** Begin **

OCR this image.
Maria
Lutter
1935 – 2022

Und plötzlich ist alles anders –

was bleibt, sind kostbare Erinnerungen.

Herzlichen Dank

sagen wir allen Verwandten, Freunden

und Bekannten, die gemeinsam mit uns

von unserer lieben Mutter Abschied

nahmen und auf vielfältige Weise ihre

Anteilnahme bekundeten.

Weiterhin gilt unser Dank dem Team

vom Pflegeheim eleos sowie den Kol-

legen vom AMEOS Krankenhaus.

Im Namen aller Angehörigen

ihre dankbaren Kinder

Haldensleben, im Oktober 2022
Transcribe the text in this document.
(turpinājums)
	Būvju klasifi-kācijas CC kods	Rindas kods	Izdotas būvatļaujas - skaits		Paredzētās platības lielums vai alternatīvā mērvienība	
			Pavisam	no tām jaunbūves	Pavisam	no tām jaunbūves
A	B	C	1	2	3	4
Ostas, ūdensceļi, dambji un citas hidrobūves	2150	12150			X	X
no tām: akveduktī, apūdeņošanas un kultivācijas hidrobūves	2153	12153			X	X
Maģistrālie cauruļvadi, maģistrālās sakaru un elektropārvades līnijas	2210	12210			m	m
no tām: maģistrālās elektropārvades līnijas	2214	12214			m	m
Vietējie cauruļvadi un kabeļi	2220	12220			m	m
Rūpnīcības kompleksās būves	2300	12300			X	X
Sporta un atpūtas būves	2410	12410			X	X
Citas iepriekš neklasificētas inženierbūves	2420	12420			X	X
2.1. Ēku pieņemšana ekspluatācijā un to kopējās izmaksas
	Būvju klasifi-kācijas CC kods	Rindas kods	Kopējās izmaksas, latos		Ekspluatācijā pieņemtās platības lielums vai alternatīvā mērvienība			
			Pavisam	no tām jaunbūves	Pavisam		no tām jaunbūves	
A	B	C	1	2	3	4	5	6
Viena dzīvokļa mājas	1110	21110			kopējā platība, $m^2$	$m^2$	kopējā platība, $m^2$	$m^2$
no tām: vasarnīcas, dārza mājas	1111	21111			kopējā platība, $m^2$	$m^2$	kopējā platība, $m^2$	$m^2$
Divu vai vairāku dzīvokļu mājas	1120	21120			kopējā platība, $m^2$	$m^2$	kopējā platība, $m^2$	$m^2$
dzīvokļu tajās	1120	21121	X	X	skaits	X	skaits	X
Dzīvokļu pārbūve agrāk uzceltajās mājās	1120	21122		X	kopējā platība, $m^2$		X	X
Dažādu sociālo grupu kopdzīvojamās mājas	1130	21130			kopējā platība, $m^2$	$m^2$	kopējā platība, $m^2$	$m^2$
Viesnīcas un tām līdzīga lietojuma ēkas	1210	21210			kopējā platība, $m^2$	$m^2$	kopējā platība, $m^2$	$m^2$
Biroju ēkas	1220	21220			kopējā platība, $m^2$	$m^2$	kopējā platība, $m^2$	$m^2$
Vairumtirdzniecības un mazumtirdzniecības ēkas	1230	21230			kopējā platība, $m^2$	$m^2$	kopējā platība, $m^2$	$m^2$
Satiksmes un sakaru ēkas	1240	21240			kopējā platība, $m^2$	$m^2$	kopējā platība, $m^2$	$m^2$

** End **

EXERCISE TASK
What is the number of lines that hold the string "ēkas"? Give it alone.

TASK OUTPUT
4